Where a line below holds the string "rectangle", copy that line.
******
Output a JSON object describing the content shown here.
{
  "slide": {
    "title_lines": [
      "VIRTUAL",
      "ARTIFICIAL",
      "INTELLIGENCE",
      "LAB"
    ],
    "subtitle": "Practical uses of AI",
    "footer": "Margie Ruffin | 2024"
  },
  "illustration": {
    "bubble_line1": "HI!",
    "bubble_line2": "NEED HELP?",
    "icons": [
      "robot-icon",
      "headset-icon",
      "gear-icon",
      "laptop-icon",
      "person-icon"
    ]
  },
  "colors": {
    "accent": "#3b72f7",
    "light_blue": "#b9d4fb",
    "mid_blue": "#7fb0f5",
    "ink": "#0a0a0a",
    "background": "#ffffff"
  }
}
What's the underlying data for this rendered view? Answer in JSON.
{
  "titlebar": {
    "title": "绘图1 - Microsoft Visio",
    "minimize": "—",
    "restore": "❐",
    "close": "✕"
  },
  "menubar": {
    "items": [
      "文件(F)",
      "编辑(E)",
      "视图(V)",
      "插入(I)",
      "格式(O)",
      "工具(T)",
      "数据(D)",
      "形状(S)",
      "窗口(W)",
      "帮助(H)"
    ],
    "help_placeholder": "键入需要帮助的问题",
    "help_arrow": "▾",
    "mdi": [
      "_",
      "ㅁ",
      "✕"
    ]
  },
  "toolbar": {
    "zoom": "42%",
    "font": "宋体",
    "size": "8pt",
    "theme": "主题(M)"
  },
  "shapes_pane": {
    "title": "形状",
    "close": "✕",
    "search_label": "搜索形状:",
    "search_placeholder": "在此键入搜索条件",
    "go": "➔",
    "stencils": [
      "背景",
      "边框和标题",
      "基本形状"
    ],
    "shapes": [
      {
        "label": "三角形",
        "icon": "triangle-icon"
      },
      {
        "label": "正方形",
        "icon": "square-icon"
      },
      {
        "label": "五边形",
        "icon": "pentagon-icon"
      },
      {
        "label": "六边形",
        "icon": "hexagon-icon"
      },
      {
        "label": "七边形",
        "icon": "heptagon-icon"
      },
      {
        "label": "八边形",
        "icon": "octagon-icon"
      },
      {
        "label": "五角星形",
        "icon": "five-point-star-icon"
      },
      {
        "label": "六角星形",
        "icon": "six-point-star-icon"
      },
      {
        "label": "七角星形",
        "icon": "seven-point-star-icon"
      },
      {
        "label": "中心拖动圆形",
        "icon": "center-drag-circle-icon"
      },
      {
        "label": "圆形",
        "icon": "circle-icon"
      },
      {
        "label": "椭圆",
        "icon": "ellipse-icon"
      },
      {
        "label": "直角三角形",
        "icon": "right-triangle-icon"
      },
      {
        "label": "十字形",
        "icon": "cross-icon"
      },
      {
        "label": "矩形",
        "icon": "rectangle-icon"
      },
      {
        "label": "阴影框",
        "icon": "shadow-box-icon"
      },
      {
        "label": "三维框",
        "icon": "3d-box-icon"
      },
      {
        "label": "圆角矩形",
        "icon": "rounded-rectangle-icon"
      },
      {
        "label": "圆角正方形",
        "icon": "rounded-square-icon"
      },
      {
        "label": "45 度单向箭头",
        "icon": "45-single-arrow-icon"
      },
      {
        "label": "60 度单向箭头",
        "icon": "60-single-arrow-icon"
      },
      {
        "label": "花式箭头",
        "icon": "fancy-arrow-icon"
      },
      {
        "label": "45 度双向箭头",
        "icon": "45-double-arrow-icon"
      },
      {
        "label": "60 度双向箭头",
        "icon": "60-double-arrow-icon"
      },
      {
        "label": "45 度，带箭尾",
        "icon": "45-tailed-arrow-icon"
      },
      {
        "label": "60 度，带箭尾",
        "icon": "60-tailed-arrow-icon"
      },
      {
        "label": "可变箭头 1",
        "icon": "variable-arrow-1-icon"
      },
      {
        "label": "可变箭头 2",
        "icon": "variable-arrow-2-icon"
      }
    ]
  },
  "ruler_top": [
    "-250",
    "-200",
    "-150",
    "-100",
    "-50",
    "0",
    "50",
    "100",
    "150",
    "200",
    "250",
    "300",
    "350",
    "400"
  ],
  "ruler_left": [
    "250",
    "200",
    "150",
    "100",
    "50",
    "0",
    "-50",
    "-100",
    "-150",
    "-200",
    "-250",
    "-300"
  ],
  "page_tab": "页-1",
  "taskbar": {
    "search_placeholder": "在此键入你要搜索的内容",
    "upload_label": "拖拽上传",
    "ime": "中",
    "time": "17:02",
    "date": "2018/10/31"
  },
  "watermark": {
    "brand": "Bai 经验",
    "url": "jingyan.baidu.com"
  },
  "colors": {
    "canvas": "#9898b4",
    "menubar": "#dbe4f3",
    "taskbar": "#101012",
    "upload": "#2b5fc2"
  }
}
******
# [SOLVED EXERCISE]
        "icon": "rectangle-icon"
        "icon": "rounded-rectangle-icon"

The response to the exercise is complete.